DATA ▸

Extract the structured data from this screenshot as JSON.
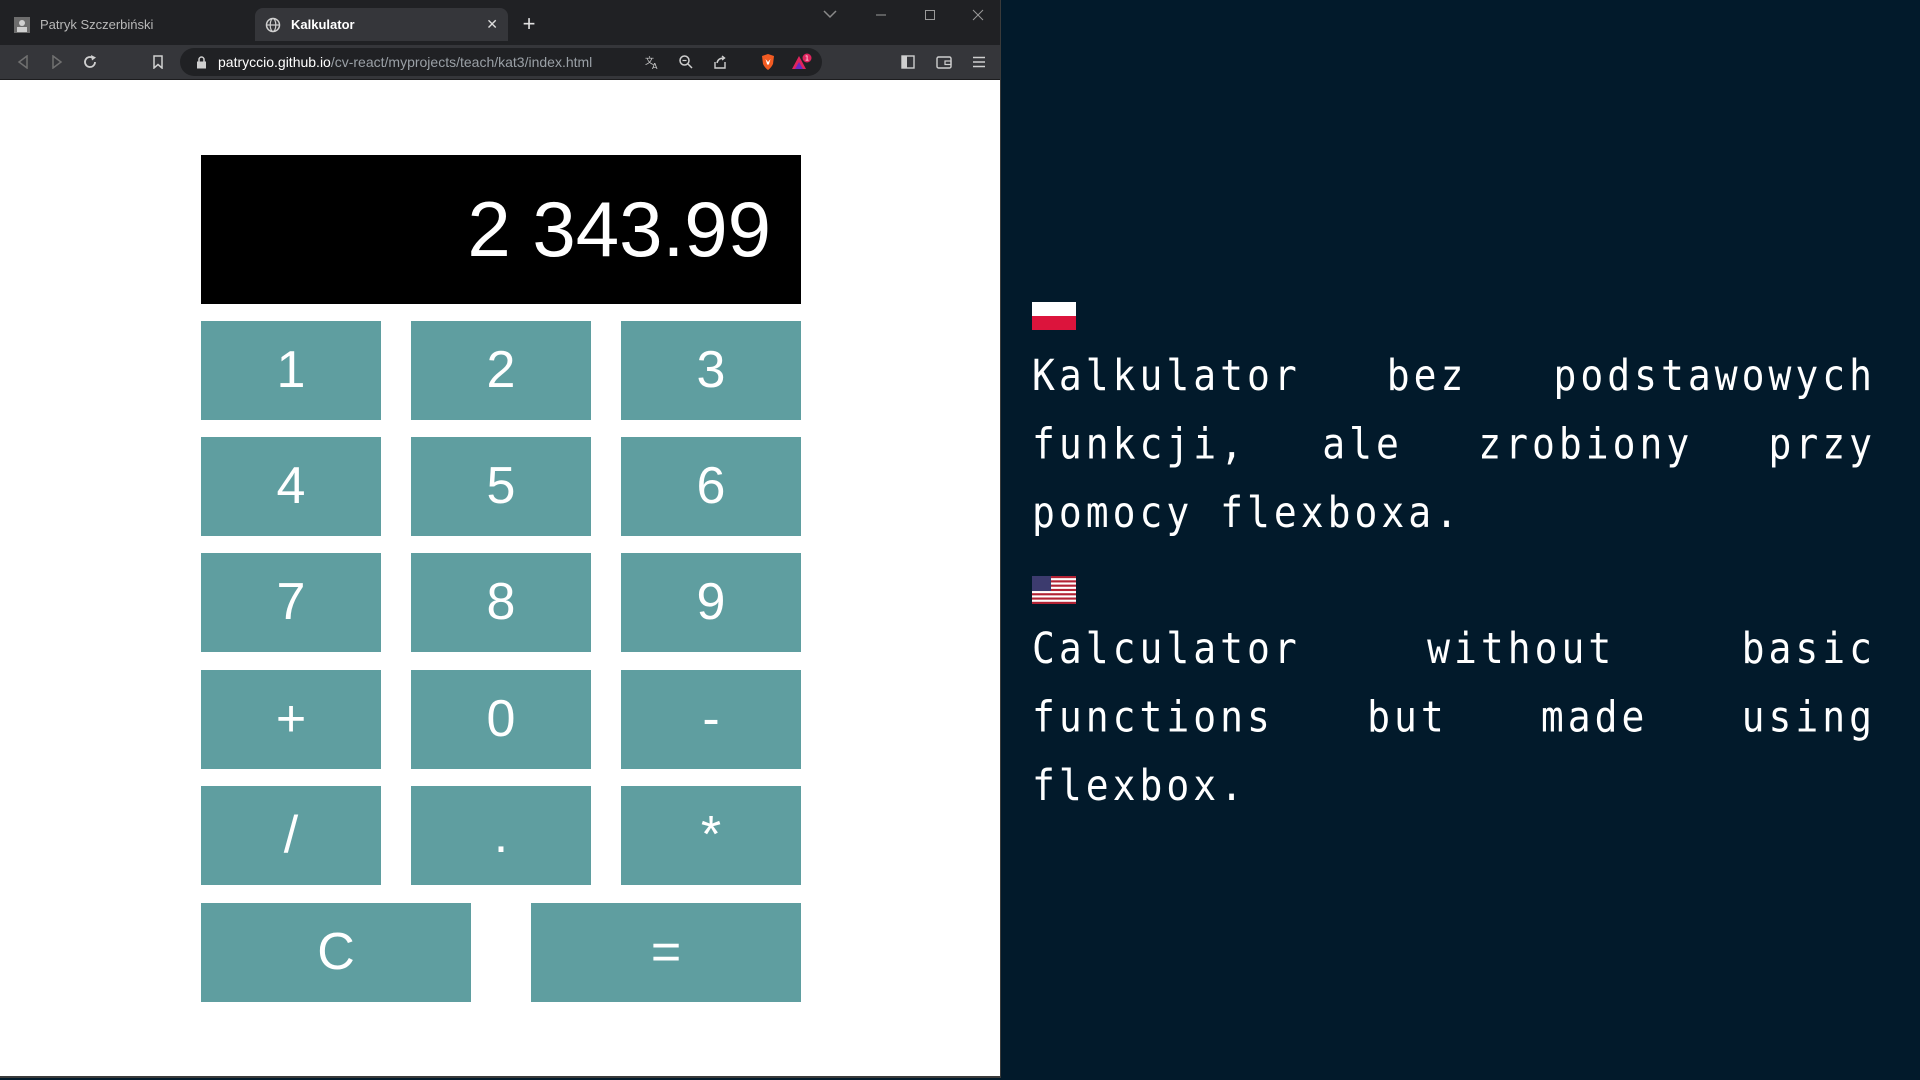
{
  "browser": {
    "tabs": [
      {
        "title": "Patryk Szczerbiński",
        "active": false
      },
      {
        "title": "Kalkulator",
        "active": true
      }
    ],
    "url_host": "patryccio.github.io",
    "url_path": "/cv-react/myprojects/teach/kat3/index.html",
    "rewards_badge": "1"
  },
  "calculator": {
    "display": "2 343.99",
    "keys": {
      "k1": "1",
      "k2": "2",
      "k3": "3",
      "k4": "4",
      "k5": "5",
      "k6": "6",
      "k7": "7",
      "k8": "8",
      "k9": "9",
      "plus": "+",
      "zero": "0",
      "minus": "-",
      "divide": "/",
      "dot": ".",
      "multiply": "*",
      "clear": "C",
      "equals": "="
    },
    "key_color": "#5f9ea0",
    "display_color": "#000000"
  },
  "description": {
    "pl": "Kalkulator bez podstawowych funkcji, ale zrobiony przy pomocy flexboxa.",
    "en": "Calculator without basic functions but made using flexbox.",
    "background": "#021a2b"
  }
}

TASK ▸ Tally the lines of the data that contain the string "title" and report the total alone.

ANSWER TO THIS EXERCISE ▸ 2